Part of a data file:
━━━━━━━━━━━━━━━━━━━━━━━━━━━━━━
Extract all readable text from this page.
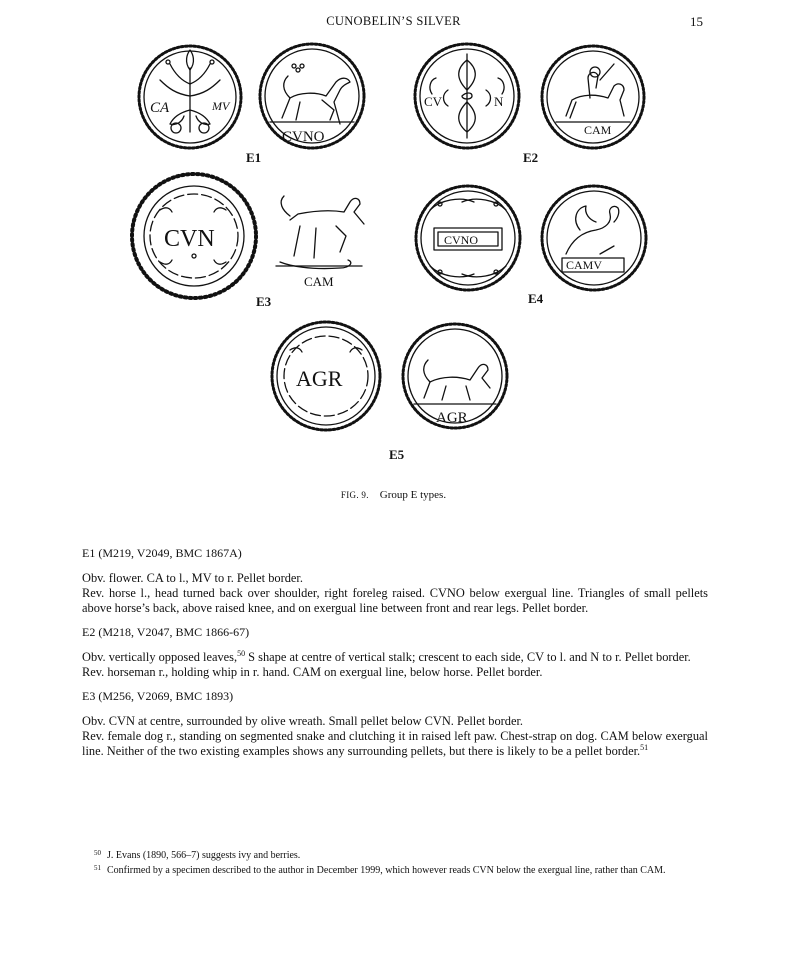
CUNOBELIN’S SILVER	15
CA	MV
CVNO
CV	N
CAM
CVN
CAM
CVNO
CAMV
AGR
AGR
E1	E2
E3	E4
E5
FIG. 9. Group E types.
E1 (M219, V2049, BMC 1867A)

Obv. flower. CA to l., MV to r. Pellet border.

Rev. horse l., head turned back over shoulder, right foreleg raised. CVNO below exergual line. Triangles of small pellets above horse’s back, above raised knee, and on exergual line between front and rear legs. Pellet border.

E2 (M218, V2047, BMC 1866-67)

Obv. vertically opposed leaves,$^{50}$ S shape at centre of vertical stalk; crescent to each side, CV to l. and N to r. Pellet border.

Rev. horseman r., holding whip in r. hand. CAM on exergual line, below horse. Pellet border.

E3 (M256, V2069, BMC 1893)

Obv. CVN at centre, surrounded by olive wreath. Small pellet below CVN. Pellet border.

Rev. female dog r., standing on segmented snake and clutching it in raised left paw. Chest-strap on dog. CAM below exergual line. Neither of the two existing examples shows any surrounding pellets, but there is likely to be a pellet border.$^{51}$

$^{50}$ J. Evans (1890, 566–7) suggests ivy and berries.

$^{51}$ Confirmed by a specimen described to the author in December 1999, which however reads CVN below the exergual line, rather than CAM.
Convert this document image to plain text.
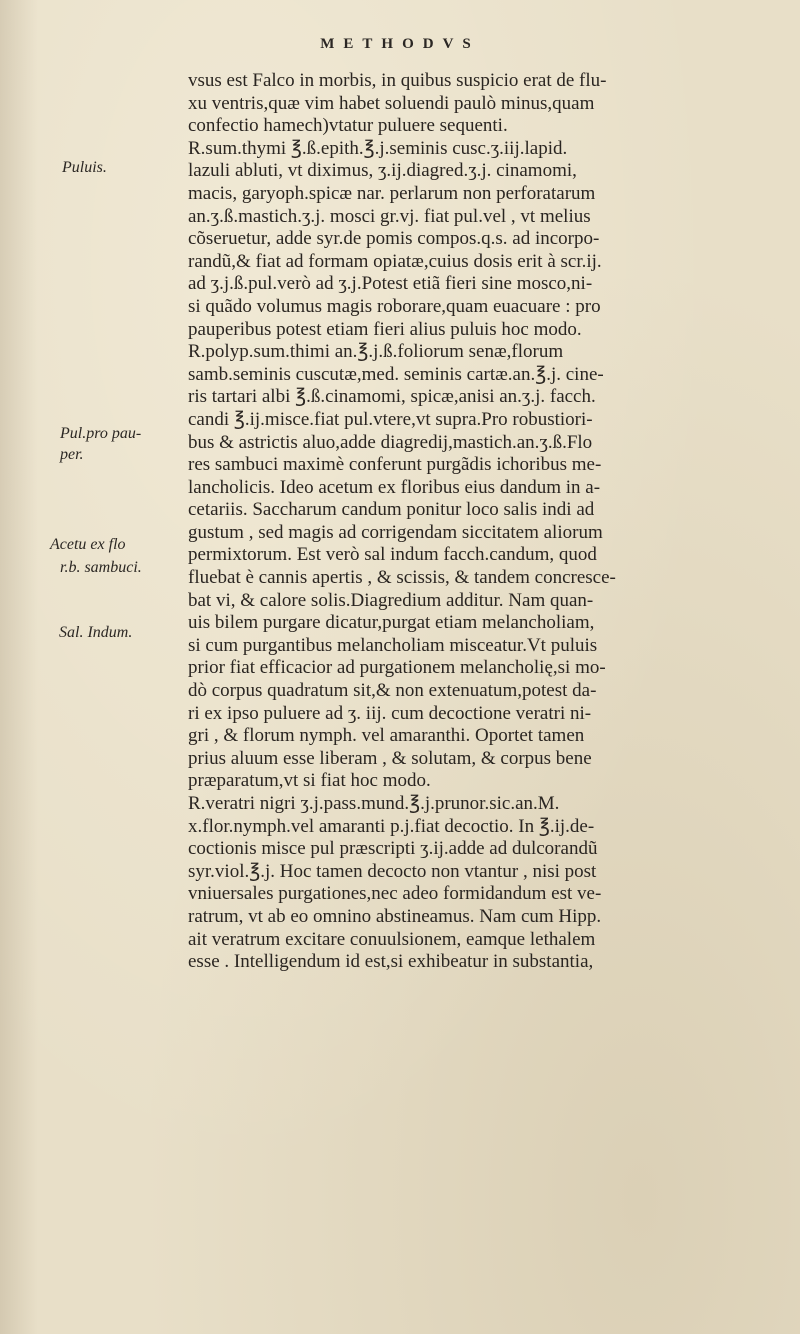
METHODVS
Puluis.
Pul.pro pau-
per.
Acetu ex flo
r.b. sambuci.
Sal. Indum.
vsus est Falco in morbis, in quibus suspicio erat de flu-
xu ventris,quæ vim habet soluendi paulò minus,quam
confectio hamech)vtatur puluere sequenti.
R.sum.thymi ℥.ß.epith.℥.j.seminis cusc.ʒ.iij.lapid.
lazuli abluti, vt diximus, ʒ.ij.diagred.ʒ.j. cinamomi,
macis, garyoph.spicæ nar. perlarum non perforatarum
an.ʒ.ß.mastich.ʒ.j. mosci gr.vj. fiat pul.vel , vt melius
cõseruetur, adde syr.de pomis compos.q.s. ad incorpo-
randũ,& fiat ad formam opiatæ,cuius dosis erit à scr.ij.
ad ʒ.j.ß.pul.verò ad ʒ.j.Potest etiã fieri sine mosco,ni-
si quãdo volumus magis roborare,quam euacuare : pro
pauperibus potest etiam fieri alius puluis hoc modo.
R.polyp.sum.thimi an.℥.j.ß.foliorum senæ,florum
samb.seminis cuscutæ,med. seminis cartæ.an.℥.j. cine-
ris tartari albi ℥.ß.cinamomi, spicæ,anisi an.ʒ.j. facch.
candi ℥.ij.misce.fiat pul.vtere,vt supra.Pro robustiori-
bus & astrictis aluo,adde diagredij,mastich.an.ʒ.ß.Flo
res sambuci maximè conferunt purgãdis ichoribus me-
lancholicis. Ideo acetum ex floribus eius dandum in a-
cetariis. Saccharum candum ponitur loco salis indi ad
gustum , sed magis ad corrigendam siccitatem aliorum
permixtorum. Est verò sal indum facch.candum, quod
fluebat è cannis apertis , & scissis, & tandem concresce-
bat vi, & calore solis.Diagredium additur. Nam quan-
uis bilem purgare dicatur,purgat etiam melancholiam,
si cum purgantibus melancholiam misceatur.Vt puluis
prior fiat efficacior ad purgationem melancholię,si mo-
dò corpus quadratum sit,& non extenuatum,potest da-
ri ex ipso puluere ad ʒ. iij. cum decoctione veratri ni-
gri , & florum nymph. vel amaranthi. Oportet tamen
prius aluum esse liberam , & solutam, & corpus bene
præparatum,vt si fiat hoc modo.
R.veratri nigri ʒ.j.pass.mund.℥.j.prunor.sic.an.M.
x.flor.nymph.vel amaranti p.j.fiat decoctio. In ℥.ij.de-
coctionis misce pul præscripti ʒ.ij.adde ad dulcorandũ
syr.viol.℥.j. Hoc tamen decocto non vtantur , nisi post
vniuersales purgationes,nec adeo formidandum est ve-
ratrum, vt ab eo omnino abstineamus. Nam cum Hipp.
ait veratrum excitare conuulsionem, eamque lethalem
esse . Intelligendum id est,si exhibeatur in substantia,
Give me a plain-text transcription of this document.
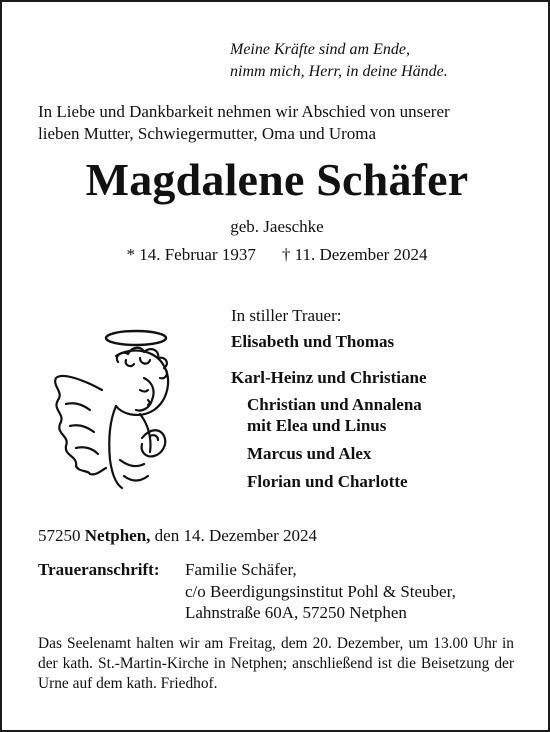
Meine Kräfte sind am Ende,
nimm mich, Herr, in deine Hände.
In Liebe und Dankbarkeit nehmen wir Abschied von unserer
lieben Mutter, Schwiegermutter, Oma und Uroma
Magdalene Schäfer
geb. Jaeschke
* 14. Februar 1937 † 11. Dezember 2024
In stiller Trauer:
Elisabeth und Thomas
Karl-Heinz und Christiane
Christian und Annalena
mit Elea und Linus
Marcus und Alex
Florian und Charlotte
57250 Netphen, den 14. Dezember 2024
Traueranschrift: Familie Schäfer,
c/o Beerdigungsinstitut Pohl & Steuber,
Lahnstraße 60A, 57250 Netphen
Das Seelenamt halten wir am Freitag, dem 20. Dezember, um 13.00 Uhr in der kath. St.-Martin-Kirche in Netphen; anschließend ist die Beisetzung der Urne auf dem kath. Friedhof.
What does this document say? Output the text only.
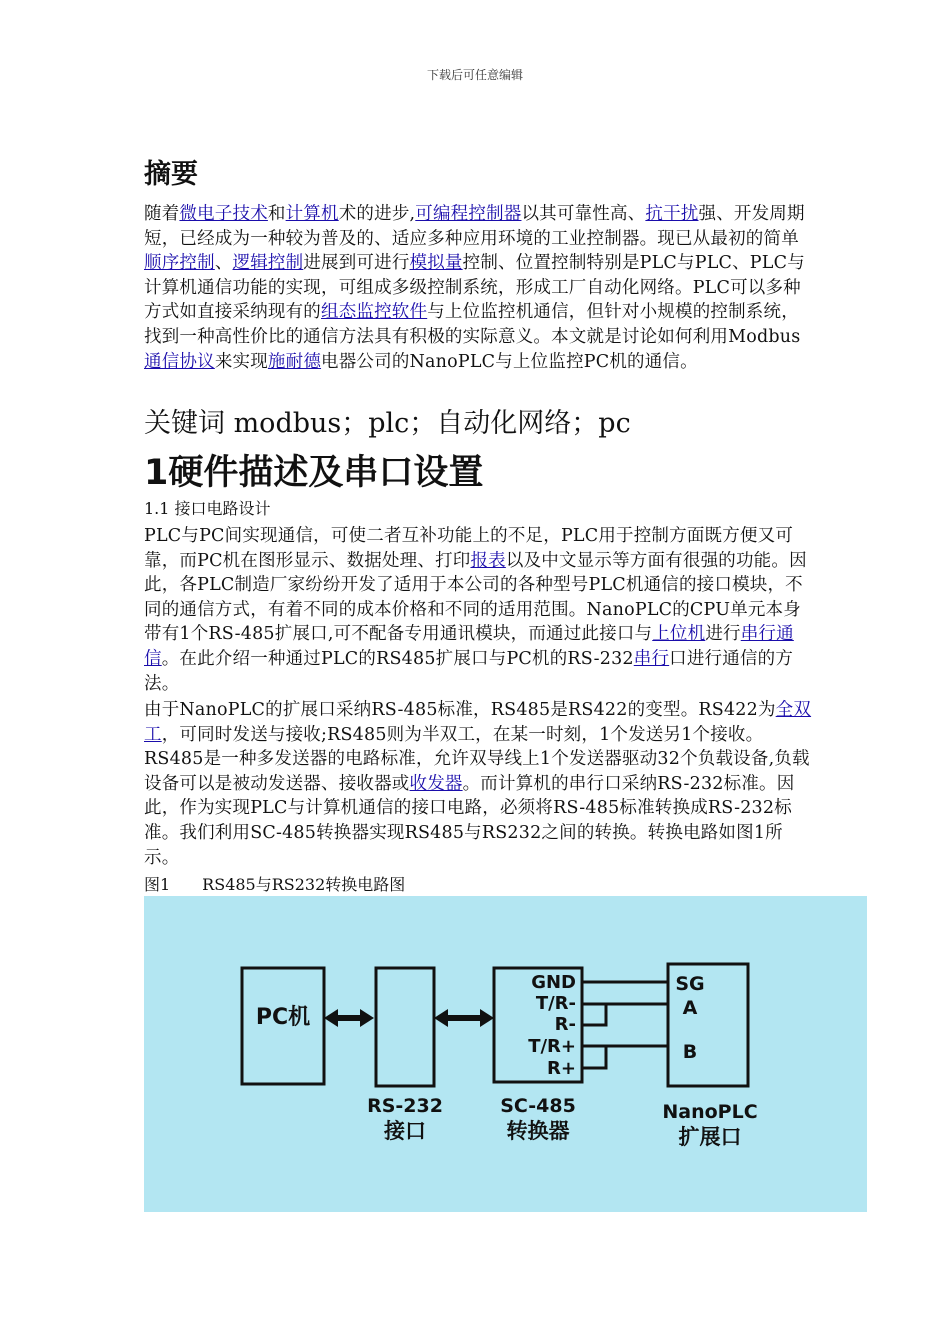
下载后可任意编辑
摘要
随着微电子技术和计算机术的进步,可编程控制器以其可靠性高、抗干扰强、开发周期短，已经成为一种较为普及的、适应多种应用环境的工业控制器。现已从最初的简单顺序控制、逻辑控制进展到可进行模拟量控制、位置控制特别是PLC与PLC、PLC与计算机通信功能的实现，可组成多级控制系统，形成工厂自动化网络。PLC可以多种方式如直接采纳现有的组态监控软件与上位监控机通信，但针对小规模的控制系统，找到一种高性价比的通信方法具有积极的实际意义。本文就是讨论如何利用Modbus通信协议来实现施耐德电器公司的NanoPLC与上位监控PC机的通信。
关键词 modbus；plc；自动化网络；pc
1硬件描述及串口设置
1.1 接口电路设计
PLC与PC间实现通信，可使二者互补功能上的不足，PLC用于控制方面既方便又可靠，而PC机在图形显示、数据处理、打印报表以及中文显示等方面有很强的功能。因此，各PLC制造厂家纷纷开发了适用于本公司的各种型号PLC机通信的接口模块，不同的通信方式，有着不同的成本价格和不同的适用范围。NanoPLC的CPU单元本身带有1个RS-485扩展口,可不配备专用通讯模块，而通过此接口与上位机进行串行通信。在此介绍一种通过PLC的RS485扩展口与PC机的RS-232串行口进行通信的方法。
由于NanoPLC的扩展口采纳RS-485标准，RS485是RS422的变型。RS422为全双工，可同时发送与接收;RS485则为半双工，在某一时刻，1个发送另1个接收。RS485是一种多发送器的电路标准，允许双导线上1个发送器驱动32个负载设备,负载设备可以是被动发送器、接收器或收发器。而计算机的串行口采纳RS-232标准。因此，作为实现PLC与计算机通信的接口电路，必须将RS-485标准转换成RS-232标准。我们利用SC-485转换器实现RS485与RS232之间的转换。转换电路如图1所示。
图1　　RS485与RS232转换电路图
PC机
RS-232
接口
GND
T/R-
R-
T/R+
R+
SC-485
转换器
SG
A
B
NanoPLC
扩展口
━━━━━━━━━━━━━━━━━━━━━━━━━━━━━━
**EXERCISE PROMPT**
Which lines in the records above contain the string "candum"? Copy each one.

**SOLUTION FOR THIS TASK**
cetariis. Saccharum candum ponitur loco salis indi ad
permixtorum. Est verò sal indum facch.candum, quod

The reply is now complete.